Data listing:
/---
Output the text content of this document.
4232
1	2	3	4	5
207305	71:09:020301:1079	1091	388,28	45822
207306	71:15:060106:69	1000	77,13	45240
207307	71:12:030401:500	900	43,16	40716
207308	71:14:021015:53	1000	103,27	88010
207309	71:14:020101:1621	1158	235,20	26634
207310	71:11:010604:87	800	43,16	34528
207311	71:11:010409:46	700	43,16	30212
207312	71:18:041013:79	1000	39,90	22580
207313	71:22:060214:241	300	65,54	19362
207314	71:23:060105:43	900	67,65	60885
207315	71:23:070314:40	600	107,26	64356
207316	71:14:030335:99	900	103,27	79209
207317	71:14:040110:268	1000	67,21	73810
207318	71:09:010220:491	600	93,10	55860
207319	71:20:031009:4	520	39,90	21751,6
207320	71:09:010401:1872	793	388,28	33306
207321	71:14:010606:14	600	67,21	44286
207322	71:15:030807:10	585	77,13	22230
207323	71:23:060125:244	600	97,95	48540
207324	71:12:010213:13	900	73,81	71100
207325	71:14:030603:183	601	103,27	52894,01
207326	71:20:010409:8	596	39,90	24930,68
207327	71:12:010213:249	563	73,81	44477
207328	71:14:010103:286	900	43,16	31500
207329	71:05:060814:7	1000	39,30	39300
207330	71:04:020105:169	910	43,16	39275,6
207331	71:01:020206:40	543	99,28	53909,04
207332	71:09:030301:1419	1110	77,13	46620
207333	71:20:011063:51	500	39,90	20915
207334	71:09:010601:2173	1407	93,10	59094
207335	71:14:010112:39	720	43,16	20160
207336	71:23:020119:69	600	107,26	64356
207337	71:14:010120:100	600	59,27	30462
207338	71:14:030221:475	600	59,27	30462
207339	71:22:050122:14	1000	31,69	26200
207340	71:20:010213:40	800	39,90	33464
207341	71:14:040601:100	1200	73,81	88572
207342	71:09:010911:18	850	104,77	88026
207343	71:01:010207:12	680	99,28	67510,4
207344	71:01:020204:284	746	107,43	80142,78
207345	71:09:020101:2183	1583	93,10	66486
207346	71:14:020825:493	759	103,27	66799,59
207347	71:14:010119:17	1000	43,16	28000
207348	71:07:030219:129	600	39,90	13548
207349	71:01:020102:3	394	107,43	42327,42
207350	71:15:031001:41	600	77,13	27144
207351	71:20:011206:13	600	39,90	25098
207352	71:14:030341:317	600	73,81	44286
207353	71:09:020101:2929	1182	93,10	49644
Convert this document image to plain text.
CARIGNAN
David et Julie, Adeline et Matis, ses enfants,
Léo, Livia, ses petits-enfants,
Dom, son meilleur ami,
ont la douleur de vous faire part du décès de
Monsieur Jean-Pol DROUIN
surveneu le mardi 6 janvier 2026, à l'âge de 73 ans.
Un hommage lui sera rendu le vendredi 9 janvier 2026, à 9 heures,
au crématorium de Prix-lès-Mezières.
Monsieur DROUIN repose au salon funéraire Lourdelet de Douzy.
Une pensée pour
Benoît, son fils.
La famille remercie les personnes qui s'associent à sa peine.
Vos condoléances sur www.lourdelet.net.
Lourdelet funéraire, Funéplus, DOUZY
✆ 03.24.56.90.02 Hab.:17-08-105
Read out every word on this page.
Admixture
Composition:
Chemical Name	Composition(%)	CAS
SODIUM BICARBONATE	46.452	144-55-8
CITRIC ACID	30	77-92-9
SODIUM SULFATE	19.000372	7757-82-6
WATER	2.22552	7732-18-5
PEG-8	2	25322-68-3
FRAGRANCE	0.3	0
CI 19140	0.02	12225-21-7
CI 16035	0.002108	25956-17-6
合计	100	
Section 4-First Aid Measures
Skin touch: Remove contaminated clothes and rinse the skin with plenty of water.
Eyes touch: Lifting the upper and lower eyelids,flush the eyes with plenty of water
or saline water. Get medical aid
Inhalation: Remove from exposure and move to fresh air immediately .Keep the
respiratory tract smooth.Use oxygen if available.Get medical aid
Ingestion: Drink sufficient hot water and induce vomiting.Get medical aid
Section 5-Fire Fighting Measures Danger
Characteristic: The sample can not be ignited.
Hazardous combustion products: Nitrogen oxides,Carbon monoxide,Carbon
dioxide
\---
What you will do: Retype all the records, matching them exactly.

Written answer:
Output the text content of this document.
4232
1	2	3	4	5
207305	71:09:020301:1079	1091	388,28	45822
207306	71:15:060106:69	1000	77,13	45240
207307	71:12:030401:500	900	43,16	40716
207308	71:14:021015:53	1000	103,27	88010
207309	71:14:020101:1621	1158	235,20	26634
207310	71:11:010604:87	800	43,16	34528
207311	71:11:010409:46	700	43,16	30212
207312	71:18:041013:79	1000	39,90	22580
207313	71:22:060214:241	300	65,54	19362
207314	71:23:060105:43	900	67,65	60885
207315	71:23:070314:40	600	107,26	64356
207316	71:14:030335:99	900	103,27	79209
207317	71:14:040110:268	1000	67,21	73810
207318	71:09:010220:491	600	93,10	55860
207319	71:20:031009:4	520	39,90	21751,6
207320	71:09:010401:1872	793	388,28	33306
207321	71:14:010606:14	600	67,21	44286
207322	71:15:030807:10	585	77,13	22230
207323	71:23:060125:244	600	97,95	48540
207324	71:12:010213:13	900	73,81	71100
207325	71:14:030603:183	601	103,27	52894,01
207326	71:20:010409:8	596	39,90	24930,68
207327	71:12:010213:249	563	73,81	44477
207328	71:14:010103:286	900	43,16	31500
207329	71:05:060814:7	1000	39,30	39300
207330	71:04:020105:169	910	43,16	39275,6
207331	71:01:020206:40	543	99,28	53909,04
207332	71:09:030301:1419	1110	77,13	46620
207333	71:20:011063:51	500	39,90	20915
207334	71:09:010601:2173	1407	93,10	59094
207335	71:14:010112:39	720	43,16	20160
207336	71:23:020119:69	600	107,26	64356
207337	71:14:010120:100	600	59,27	30462
207338	71:14:030221:475	600	59,27	30462
207339	71:22:050122:14	1000	31,69	26200
207340	71:20:010213:40	800	39,90	33464
207341	71:14:040601:100	1200	73,81	88572
207342	71:09:010911:18	850	104,77	88026
207343	71:01:010207:12	680	99,28	67510,4
207344	71:01:020204:284	746	107,43	80142,78
207345	71:09:020101:2183	1583	93,10	66486
207346	71:14:020825:493	759	103,27	66799,59
207347	71:14:010119:17	1000	43,16	28000
207348	71:07:030219:129	600	39,90	13548
207349	71:01:020102:3	394	107,43	42327,42
207350	71:15:031001:41	600	77,13	27144
207351	71:20:011206:13	600	39,90	25098
207352	71:14:030341:317	600	73,81	44286
207353	71:09:020101:2929	1182	93,10	49644
Convert this document image to plain text.
CARIGNAN
David et Julie, Adeline et Matis, ses enfants,
Léo, Livia, ses petits-enfants,
Dom, son meilleur ami,
ont la douleur de vous faire part du décès de
Monsieur Jean-Pol DROUIN
surveneu le mardi 6 janvier 2026, à l'âge de 73 ans.
Un hommage lui sera rendu le vendredi 9 janvier 2026, à 9 heures,
au crématorium de Prix-lès-Mezières.
Monsieur DROUIN repose au salon funéraire Lourdelet de Douzy.
Une pensée pour
Benoît, son fils.
La famille remercie les personnes qui s'associent à sa peine.
Vos condoléances sur www.lourdelet.net.
Lourdelet funéraire, Funéplus, DOUZY
✆ 03.24.56.90.02 Hab.:17-08-105
Read out every word on this page.
Admixture
Composition:
Chemical Name	Composition(%)	CAS
SODIUM BICARBONATE	46.452	144-55-8
CITRIC ACID	30	77-92-9
SODIUM SULFATE	19.000372	7757-82-6
WATER	2.22552	7732-18-5
PEG-8	2	25322-68-3
FRAGRANCE	0.3	0
CI 19140	0.02	12225-21-7
CI 16035	0.002108	25956-17-6
合计	100	
Section 4-First Aid Measures
Skin touch: Remove contaminated clothes and rinse the skin with plenty of water.
Eyes touch: Lifting the upper and lower eyelids,flush the eyes with plenty of water
or saline water. Get medical aid
Inhalation: Remove from exposure and move to fresh air immediately .Keep the
respiratory tract smooth.Use oxygen if available.Get medical aid
Ingestion: Drink sufficient hot water and induce vomiting.Get medical aid
Section 5-Fire Fighting Measures Danger
Characteristic: The sample can not be ignited.
Hazardous combustion products: Nitrogen oxides,Carbon monoxide,Carbon
dioxide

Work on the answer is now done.